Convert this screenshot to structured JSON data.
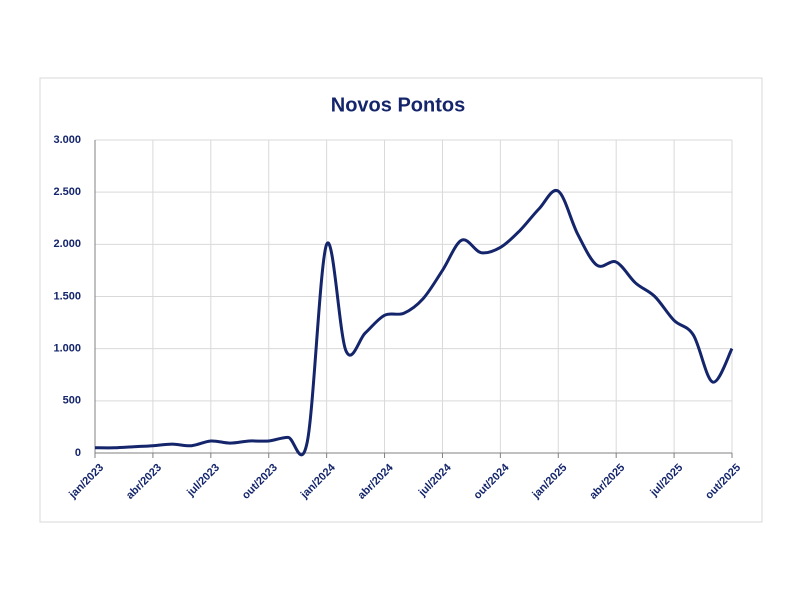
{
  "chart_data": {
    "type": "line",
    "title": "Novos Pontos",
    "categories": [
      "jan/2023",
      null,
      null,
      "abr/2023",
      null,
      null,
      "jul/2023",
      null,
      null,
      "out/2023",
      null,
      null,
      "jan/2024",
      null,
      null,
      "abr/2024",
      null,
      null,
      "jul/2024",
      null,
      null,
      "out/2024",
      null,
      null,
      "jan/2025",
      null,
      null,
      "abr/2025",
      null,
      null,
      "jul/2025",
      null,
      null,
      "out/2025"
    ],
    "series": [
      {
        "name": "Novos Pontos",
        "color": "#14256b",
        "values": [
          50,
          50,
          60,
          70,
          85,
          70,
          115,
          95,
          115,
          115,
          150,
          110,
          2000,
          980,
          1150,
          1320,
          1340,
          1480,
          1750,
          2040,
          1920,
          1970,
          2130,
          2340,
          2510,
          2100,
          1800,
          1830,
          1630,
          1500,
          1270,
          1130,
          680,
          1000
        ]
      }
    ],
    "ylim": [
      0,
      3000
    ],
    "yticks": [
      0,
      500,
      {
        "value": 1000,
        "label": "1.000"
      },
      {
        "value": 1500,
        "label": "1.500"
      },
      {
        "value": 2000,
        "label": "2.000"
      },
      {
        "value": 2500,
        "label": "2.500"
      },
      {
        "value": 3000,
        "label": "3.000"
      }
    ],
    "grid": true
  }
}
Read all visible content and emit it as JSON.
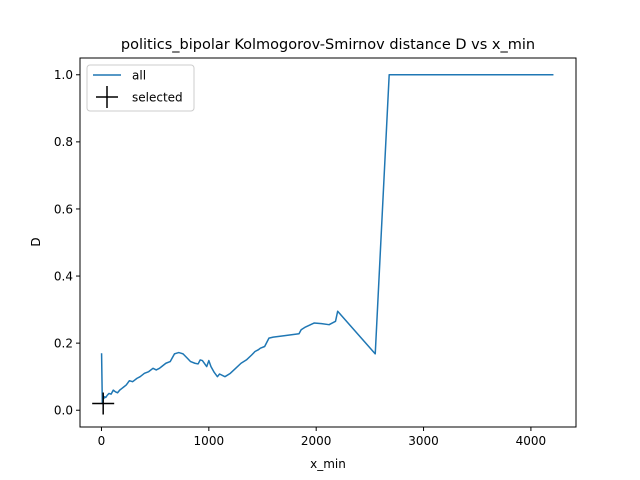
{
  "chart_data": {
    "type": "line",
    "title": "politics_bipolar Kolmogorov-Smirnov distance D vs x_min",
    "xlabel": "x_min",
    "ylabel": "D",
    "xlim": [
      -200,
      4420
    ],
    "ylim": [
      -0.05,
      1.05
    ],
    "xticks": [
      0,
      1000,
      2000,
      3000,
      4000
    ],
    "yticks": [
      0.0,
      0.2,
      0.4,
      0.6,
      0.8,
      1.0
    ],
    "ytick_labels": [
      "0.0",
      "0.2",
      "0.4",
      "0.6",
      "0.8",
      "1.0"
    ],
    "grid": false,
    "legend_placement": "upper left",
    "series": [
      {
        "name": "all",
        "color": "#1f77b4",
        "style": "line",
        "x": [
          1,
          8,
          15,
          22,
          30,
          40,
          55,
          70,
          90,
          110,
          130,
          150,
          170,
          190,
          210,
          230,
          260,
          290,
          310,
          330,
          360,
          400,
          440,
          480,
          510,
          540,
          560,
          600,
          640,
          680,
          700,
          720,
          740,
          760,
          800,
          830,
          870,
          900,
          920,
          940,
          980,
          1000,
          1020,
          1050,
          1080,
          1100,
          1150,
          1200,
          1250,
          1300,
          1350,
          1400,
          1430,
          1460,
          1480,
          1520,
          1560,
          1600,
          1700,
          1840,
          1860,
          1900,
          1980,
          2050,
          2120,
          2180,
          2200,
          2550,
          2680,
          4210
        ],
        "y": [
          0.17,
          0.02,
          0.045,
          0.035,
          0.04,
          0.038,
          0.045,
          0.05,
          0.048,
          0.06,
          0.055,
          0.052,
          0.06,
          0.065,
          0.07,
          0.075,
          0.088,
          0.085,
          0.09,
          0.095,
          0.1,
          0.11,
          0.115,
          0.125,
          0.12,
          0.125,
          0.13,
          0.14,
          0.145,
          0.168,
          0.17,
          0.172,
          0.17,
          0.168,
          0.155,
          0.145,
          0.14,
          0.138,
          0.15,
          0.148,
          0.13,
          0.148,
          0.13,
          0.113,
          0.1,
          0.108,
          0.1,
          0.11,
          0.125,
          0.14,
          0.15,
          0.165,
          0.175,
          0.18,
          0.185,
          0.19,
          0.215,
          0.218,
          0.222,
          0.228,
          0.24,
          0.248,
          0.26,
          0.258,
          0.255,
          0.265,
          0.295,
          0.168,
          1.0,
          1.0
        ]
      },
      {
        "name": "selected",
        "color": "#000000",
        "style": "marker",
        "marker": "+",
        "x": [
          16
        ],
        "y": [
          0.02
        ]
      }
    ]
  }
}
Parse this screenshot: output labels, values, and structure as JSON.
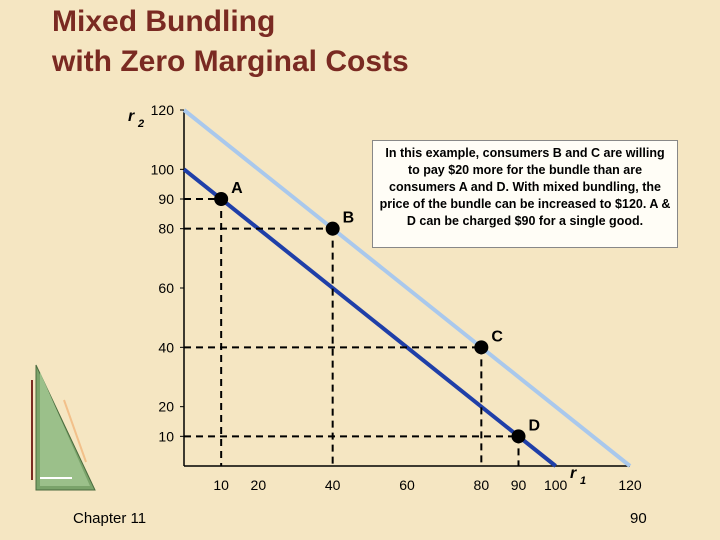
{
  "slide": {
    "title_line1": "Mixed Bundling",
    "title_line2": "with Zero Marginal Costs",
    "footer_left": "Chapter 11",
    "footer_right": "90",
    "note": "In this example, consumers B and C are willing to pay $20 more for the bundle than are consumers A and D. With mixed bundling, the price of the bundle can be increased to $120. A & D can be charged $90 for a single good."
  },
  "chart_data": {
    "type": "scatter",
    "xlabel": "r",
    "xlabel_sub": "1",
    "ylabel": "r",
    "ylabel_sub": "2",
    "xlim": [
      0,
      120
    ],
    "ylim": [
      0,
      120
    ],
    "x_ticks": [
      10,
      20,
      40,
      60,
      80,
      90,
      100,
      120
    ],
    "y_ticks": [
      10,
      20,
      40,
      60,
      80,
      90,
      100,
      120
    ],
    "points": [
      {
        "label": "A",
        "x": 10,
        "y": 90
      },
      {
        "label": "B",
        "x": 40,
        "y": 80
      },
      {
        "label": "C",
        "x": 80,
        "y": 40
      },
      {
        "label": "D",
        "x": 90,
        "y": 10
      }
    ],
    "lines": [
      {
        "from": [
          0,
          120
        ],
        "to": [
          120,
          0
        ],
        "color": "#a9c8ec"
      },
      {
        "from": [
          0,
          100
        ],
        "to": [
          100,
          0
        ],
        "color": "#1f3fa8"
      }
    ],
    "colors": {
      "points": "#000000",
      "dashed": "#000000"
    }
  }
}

### [Task statement]
The pictures should not appear in the copy; every other part of the records above must be returned exactly.

### [Task result]
Convert this screenshot to structured JSON data.
{
  "chart_data": {
    "type": "line",
    "title": "Novos Pontos",
    "categories": [
      "jan/2023",
      null,
      null,
      "abr/2023",
      null,
      null,
      "jul/2023",
      null,
      null,
      "out/2023",
      null,
      null,
      "jan/2024",
      null,
      null,
      "abr/2024",
      null,
      null,
      "jul/2024",
      null,
      null,
      "out/2024",
      null,
      null,
      "jan/2025",
      null,
      null,
      "abr/2025",
      null,
      null,
      "jul/2025",
      null,
      null,
      "out/2025"
    ],
    "series": [
      {
        "name": "Novos Pontos",
        "color": "#14256b",
        "values": [
          50,
          50,
          60,
          70,
          85,
          70,
          115,
          95,
          115,
          115,
          150,
          110,
          2000,
          980,
          1150,
          1320,
          1340,
          1480,
          1750,
          2040,
          1920,
          1970,
          2130,
          2340,
          2510,
          2100,
          1800,
          1830,
          1630,
          1500,
          1270,
          1130,
          680,
          1000
        ]
      }
    ],
    "ylim": [
      0,
      3000
    ],
    "yticks": [
      0,
      500,
      {
        "value": 1000,
        "label": "1.000"
      },
      {
        "value": 1500,
        "label": "1.500"
      },
      {
        "value": 2000,
        "label": "2.000"
      },
      {
        "value": 2500,
        "label": "2.500"
      },
      {
        "value": 3000,
        "label": "3.000"
      }
    ],
    "grid": true
  }
}
Read all visible content and emit it as JSON.
{
  "chart_data": {
    "type": "line",
    "title": "politics_bipolar Kolmogorov-Smirnov distance D vs x_min",
    "xlabel": "x_min",
    "ylabel": "D",
    "xlim": [
      -200,
      4420
    ],
    "ylim": [
      -0.05,
      1.05
    ],
    "xticks": [
      0,
      1000,
      2000,
      3000,
      4000
    ],
    "yticks": [
      0.0,
      0.2,
      0.4,
      0.6,
      0.8,
      1.0
    ],
    "ytick_labels": [
      "0.0",
      "0.2",
      "0.4",
      "0.6",
      "0.8",
      "1.0"
    ],
    "grid": false,
    "legend_placement": "upper left",
    "series": [
      {
        "name": "all",
        "color": "#1f77b4",
        "style": "line",
        "x": [
          1,
          8,
          15,
          22,
          30,
          40,
          55,
          70,
          90,
          110,
          130,
          150,
          170,
          190,
          210,
          230,
          260,
          290,
          310,
          330,
          360,
          400,
          440,
          480,
          510,
          540,
          560,
          600,
          640,
          680,
          700,
          720,
          740,
          760,
          800,
          830,
          870,
          900,
          920,
          940,
          980,
          1000,
          1020,
          1050,
          1080,
          1100,
          1150,
          1200,
          1250,
          1300,
          1350,
          1400,
          1430,
          1460,
          1480,
          1520,
          1560,
          1600,
          1700,
          1840,
          1860,
          1900,
          1980,
          2050,
          2120,
          2180,
          2200,
          2550,
          2680,
          4210
        ],
        "y": [
          0.17,
          0.02,
          0.045,
          0.035,
          0.04,
          0.038,
          0.045,
          0.05,
          0.048,
          0.06,
          0.055,
          0.052,
          0.06,
          0.065,
          0.07,
          0.075,
          0.088,
          0.085,
          0.09,
          0.095,
          0.1,
          0.11,
          0.115,
          0.125,
          0.12,
          0.125,
          0.13,
          0.14,
          0.145,
          0.168,
          0.17,
          0.172,
          0.17,
          0.168,
          0.155,
          0.145,
          0.14,
          0.138,
          0.15,
          0.148,
          0.13,
          0.148,
          0.13,
          0.113,
          0.1,
          0.108,
          0.1,
          0.11,
          0.125,
          0.14,
          0.15,
          0.165,
          0.175,
          0.18,
          0.185,
          0.19,
          0.215,
          0.218,
          0.222,
          0.228,
          0.24,
          0.248,
          0.26,
          0.258,
          0.255,
          0.265,
          0.295,
          0.168,
          1.0,
          1.0
        ]
      },
      {
        "name": "selected",
        "color": "#000000",
        "style": "marker",
        "marker": "+",
        "x": [
          16
        ],
        "y": [
          0.02
        ]
      }
    ]
  }
}
Parse this screenshot: output labels, values, and structure as JSON.
{
  "slide": {
    "title_line1": "Mixed Bundling",
    "title_line2": "with Zero Marginal Costs",
    "footer_left": "Chapter 11",
    "footer_right": "90",
    "note": "In this example, consumers B and C are willing to pay $20 more for the bundle than are consumers A and D. With mixed bundling, the price of the bundle can be increased to $120. A & D can be charged $90 for a single good."
  },
  "chart_data": {
    "type": "scatter",
    "xlabel": "r",
    "xlabel_sub": "1",
    "ylabel": "r",
    "ylabel_sub": "2",
    "xlim": [
      0,
      120
    ],
    "ylim": [
      0,
      120
    ],
    "x_ticks": [
      10,
      20,
      40,
      60,
      80,
      90,
      100,
      120
    ],
    "y_ticks": [
      10,
      20,
      40,
      60,
      80,
      90,
      100,
      120
    ],
    "points": [
      {
        "label": "A",
        "x": 10,
        "y": 90
      },
      {
        "label": "B",
        "x": 40,
        "y": 80
      },
      {
        "label": "C",
        "x": 80,
        "y": 40
      },
      {
        "label": "D",
        "x": 90,
        "y": 10
      }
    ],
    "lines": [
      {
        "from": [
          0,
          120
        ],
        "to": [
          120,
          0
        ],
        "color": "#a9c8ec"
      },
      {
        "from": [
          0,
          100
        ],
        "to": [
          100,
          0
        ],
        "color": "#1f3fa8"
      }
    ],
    "colors": {
      "points": "#000000",
      "dashed": "#000000"
    }
  }
}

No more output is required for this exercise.